** Entries shown **
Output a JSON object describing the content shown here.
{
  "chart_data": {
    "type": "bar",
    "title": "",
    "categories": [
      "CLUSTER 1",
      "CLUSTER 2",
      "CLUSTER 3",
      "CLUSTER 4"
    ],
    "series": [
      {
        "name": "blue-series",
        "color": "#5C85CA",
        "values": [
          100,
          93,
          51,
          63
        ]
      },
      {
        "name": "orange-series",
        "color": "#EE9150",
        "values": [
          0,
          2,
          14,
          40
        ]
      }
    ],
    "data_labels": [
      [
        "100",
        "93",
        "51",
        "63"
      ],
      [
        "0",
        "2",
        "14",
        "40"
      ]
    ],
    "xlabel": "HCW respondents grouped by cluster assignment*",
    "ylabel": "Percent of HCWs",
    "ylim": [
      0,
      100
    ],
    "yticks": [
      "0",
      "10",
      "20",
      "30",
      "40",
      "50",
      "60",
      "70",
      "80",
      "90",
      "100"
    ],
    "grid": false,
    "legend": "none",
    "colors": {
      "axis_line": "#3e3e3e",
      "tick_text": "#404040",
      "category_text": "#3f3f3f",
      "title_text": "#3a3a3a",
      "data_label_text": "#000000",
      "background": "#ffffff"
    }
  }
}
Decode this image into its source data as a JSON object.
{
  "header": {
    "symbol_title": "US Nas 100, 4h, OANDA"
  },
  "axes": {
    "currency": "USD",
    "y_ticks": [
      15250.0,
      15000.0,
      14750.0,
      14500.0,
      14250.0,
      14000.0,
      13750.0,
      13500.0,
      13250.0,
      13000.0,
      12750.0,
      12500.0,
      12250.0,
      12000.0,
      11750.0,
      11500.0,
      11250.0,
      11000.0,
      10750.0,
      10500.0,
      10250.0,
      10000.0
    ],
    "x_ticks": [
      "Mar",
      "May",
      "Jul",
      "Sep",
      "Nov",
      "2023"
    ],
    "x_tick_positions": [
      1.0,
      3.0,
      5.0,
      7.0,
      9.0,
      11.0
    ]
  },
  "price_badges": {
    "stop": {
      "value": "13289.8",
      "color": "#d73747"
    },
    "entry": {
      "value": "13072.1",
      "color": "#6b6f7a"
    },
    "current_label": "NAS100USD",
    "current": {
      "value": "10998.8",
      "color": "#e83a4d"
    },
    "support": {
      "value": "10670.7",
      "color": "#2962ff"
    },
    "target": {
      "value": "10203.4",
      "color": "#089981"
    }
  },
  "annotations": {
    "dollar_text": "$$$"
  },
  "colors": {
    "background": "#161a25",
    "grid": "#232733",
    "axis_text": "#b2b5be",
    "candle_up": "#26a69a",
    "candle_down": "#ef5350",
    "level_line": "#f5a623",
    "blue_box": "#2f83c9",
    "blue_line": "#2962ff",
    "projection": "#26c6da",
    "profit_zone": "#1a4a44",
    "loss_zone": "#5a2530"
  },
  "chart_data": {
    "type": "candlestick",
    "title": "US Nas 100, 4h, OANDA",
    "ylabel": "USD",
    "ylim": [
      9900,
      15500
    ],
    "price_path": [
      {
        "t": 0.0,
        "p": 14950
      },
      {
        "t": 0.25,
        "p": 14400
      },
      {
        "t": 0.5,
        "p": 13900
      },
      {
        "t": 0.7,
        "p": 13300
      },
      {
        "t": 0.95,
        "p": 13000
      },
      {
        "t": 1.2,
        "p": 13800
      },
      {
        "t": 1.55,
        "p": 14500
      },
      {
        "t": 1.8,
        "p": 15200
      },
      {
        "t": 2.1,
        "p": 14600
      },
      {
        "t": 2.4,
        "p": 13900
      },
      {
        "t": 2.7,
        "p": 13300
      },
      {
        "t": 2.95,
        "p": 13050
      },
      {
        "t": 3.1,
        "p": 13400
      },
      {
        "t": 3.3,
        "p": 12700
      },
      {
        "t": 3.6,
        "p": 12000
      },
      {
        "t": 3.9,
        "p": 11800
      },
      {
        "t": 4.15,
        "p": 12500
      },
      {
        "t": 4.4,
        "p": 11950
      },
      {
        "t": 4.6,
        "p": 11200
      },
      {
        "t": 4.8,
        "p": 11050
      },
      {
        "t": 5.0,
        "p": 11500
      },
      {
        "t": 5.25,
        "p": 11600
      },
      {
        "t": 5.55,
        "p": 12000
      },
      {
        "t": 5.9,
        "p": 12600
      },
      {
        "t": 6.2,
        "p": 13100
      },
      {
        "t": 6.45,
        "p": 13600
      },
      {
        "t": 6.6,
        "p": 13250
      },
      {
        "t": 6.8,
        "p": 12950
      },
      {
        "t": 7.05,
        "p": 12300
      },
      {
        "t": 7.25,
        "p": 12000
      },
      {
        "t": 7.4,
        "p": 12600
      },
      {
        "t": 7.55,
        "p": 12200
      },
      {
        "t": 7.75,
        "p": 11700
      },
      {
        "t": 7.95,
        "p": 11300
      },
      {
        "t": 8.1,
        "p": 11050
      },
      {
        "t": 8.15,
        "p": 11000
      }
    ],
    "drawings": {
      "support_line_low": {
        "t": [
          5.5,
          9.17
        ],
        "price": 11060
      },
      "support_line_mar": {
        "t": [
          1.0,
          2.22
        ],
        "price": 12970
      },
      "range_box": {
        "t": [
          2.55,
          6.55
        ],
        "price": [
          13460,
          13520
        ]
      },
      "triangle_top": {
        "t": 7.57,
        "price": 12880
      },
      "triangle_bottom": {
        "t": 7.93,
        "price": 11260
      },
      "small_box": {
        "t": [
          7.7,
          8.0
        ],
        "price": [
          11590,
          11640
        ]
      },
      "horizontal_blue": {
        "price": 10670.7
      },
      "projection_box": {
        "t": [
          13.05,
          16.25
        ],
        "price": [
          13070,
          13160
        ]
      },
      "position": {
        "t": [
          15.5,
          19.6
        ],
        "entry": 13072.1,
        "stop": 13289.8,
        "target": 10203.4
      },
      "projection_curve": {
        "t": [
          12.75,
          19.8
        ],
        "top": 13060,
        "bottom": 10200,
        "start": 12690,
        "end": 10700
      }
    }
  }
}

** Directions for this task **
Send back every record, precisely as written.

** Correct response **
Output a JSON object describing the content shown here.
{
  "chart_data": {
    "type": "bar",
    "title": "",
    "categories": [
      "CLUSTER 1",
      "CLUSTER 2",
      "CLUSTER 3",
      "CLUSTER 4"
    ],
    "series": [
      {
        "name": "blue-series",
        "color": "#5C85CA",
        "values": [
          100,
          93,
          51,
          63
        ]
      },
      {
        "name": "orange-series",
        "color": "#EE9150",
        "values": [
          0,
          2,
          14,
          40
        ]
      }
    ],
    "data_labels": [
      [
        "100",
        "93",
        "51",
        "63"
      ],
      [
        "0",
        "2",
        "14",
        "40"
      ]
    ],
    "xlabel": "HCW respondents grouped by cluster assignment*",
    "ylabel": "Percent of HCWs",
    "ylim": [
      0,
      100
    ],
    "yticks": [
      "0",
      "10",
      "20",
      "30",
      "40",
      "50",
      "60",
      "70",
      "80",
      "90",
      "100"
    ],
    "grid": false,
    "legend": "none",
    "colors": {
      "axis_line": "#3e3e3e",
      "tick_text": "#404040",
      "category_text": "#3f3f3f",
      "title_text": "#3a3a3a",
      "data_label_text": "#000000",
      "background": "#ffffff"
    }
  }
}
Decode this image into its source data as a JSON object.
{
  "header": {
    "symbol_title": "US Nas 100, 4h, OANDA"
  },
  "axes": {
    "currency": "USD",
    "y_ticks": [
      15250.0,
      15000.0,
      14750.0,
      14500.0,
      14250.0,
      14000.0,
      13750.0,
      13500.0,
      13250.0,
      13000.0,
      12750.0,
      12500.0,
      12250.0,
      12000.0,
      11750.0,
      11500.0,
      11250.0,
      11000.0,
      10750.0,
      10500.0,
      10250.0,
      10000.0
    ],
    "x_ticks": [
      "Mar",
      "May",
      "Jul",
      "Sep",
      "Nov",
      "2023"
    ],
    "x_tick_positions": [
      1.0,
      3.0,
      5.0,
      7.0,
      9.0,
      11.0
    ]
  },
  "price_badges": {
    "stop": {
      "value": "13289.8",
      "color": "#d73747"
    },
    "entry": {
      "value": "13072.1",
      "color": "#6b6f7a"
    },
    "current_label": "NAS100USD",
    "current": {
      "value": "10998.8",
      "color": "#e83a4d"
    },
    "support": {
      "value": "10670.7",
      "color": "#2962ff"
    },
    "target": {
      "value": "10203.4",
      "color": "#089981"
    }
  },
  "annotations": {
    "dollar_text": "$$$"
  },
  "colors": {
    "background": "#161a25",
    "grid": "#232733",
    "axis_text": "#b2b5be",
    "candle_up": "#26a69a",
    "candle_down": "#ef5350",
    "level_line": "#f5a623",
    "blue_box": "#2f83c9",
    "blue_line": "#2962ff",
    "projection": "#26c6da",
    "profit_zone": "#1a4a44",
    "loss_zone": "#5a2530"
  },
  "chart_data": {
    "type": "candlestick",
    "title": "US Nas 100, 4h, OANDA",
    "ylabel": "USD",
    "ylim": [
      9900,
      15500
    ],
    "price_path": [
      {
        "t": 0.0,
        "p": 14950
      },
      {
        "t": 0.25,
        "p": 14400
      },
      {
        "t": 0.5,
        "p": 13900
      },
      {
        "t": 0.7,
        "p": 13300
      },
      {
        "t": 0.95,
        "p": 13000
      },
      {
        "t": 1.2,
        "p": 13800
      },
      {
        "t": 1.55,
        "p": 14500
      },
      {
        "t": 1.8,
        "p": 15200
      },
      {
        "t": 2.1,
        "p": 14600
      },
      {
        "t": 2.4,
        "p": 13900
      },
      {
        "t": 2.7,
        "p": 13300
      },
      {
        "t": 2.95,
        "p": 13050
      },
      {
        "t": 3.1,
        "p": 13400
      },
      {
        "t": 3.3,
        "p": 12700
      },
      {
        "t": 3.6,
        "p": 12000
      },
      {
        "t": 3.9,
        "p": 11800
      },
      {
        "t": 4.15,
        "p": 12500
      },
      {
        "t": 4.4,
        "p": 11950
      },
      {
        "t": 4.6,
        "p": 11200
      },
      {
        "t": 4.8,
        "p": 11050
      },
      {
        "t": 5.0,
        "p": 11500
      },
      {
        "t": 5.25,
        "p": 11600
      },
      {
        "t": 5.55,
        "p": 12000
      },
      {
        "t": 5.9,
        "p": 12600
      },
      {
        "t": 6.2,
        "p": 13100
      },
      {
        "t": 6.45,
        "p": 13600
      },
      {
        "t": 6.6,
        "p": 13250
      },
      {
        "t": 6.8,
        "p": 12950
      },
      {
        "t": 7.05,
        "p": 12300
      },
      {
        "t": 7.25,
        "p": 12000
      },
      {
        "t": 7.4,
        "p": 12600
      },
      {
        "t": 7.55,
        "p": 12200
      },
      {
        "t": 7.75,
        "p": 11700
      },
      {
        "t": 7.95,
        "p": 11300
      },
      {
        "t": 8.1,
        "p": 11050
      },
      {
        "t": 8.15,
        "p": 11000
      }
    ],
    "drawings": {
      "support_line_low": {
        "t": [
          5.5,
          9.17
        ],
        "price": 11060
      },
      "support_line_mar": {
        "t": [
          1.0,
          2.22
        ],
        "price": 12970
      },
      "range_box": {
        "t": [
          2.55,
          6.55
        ],
        "price": [
          13460,
          13520
        ]
      },
      "triangle_top": {
        "t": 7.57,
        "price": 12880
      },
      "triangle_bottom": {
        "t": 7.93,
        "price": 11260
      },
      "small_box": {
        "t": [
          7.7,
          8.0
        ],
        "price": [
          11590,
          11640
        ]
      },
      "horizontal_blue": {
        "price": 10670.7
      },
      "projection_box": {
        "t": [
          13.05,
          16.25
        ],
        "price": [
          13070,
          13160
        ]
      },
      "position": {
        "t": [
          15.5,
          19.6
        ],
        "entry": 13072.1,
        "stop": 13289.8,
        "target": 10203.4
      },
      "projection_curve": {
        "t": [
          12.75,
          19.8
        ],
        "top": 13060,
        "bottom": 10200,
        "start": 12690,
        "end": 10700
      }
    }
  }
}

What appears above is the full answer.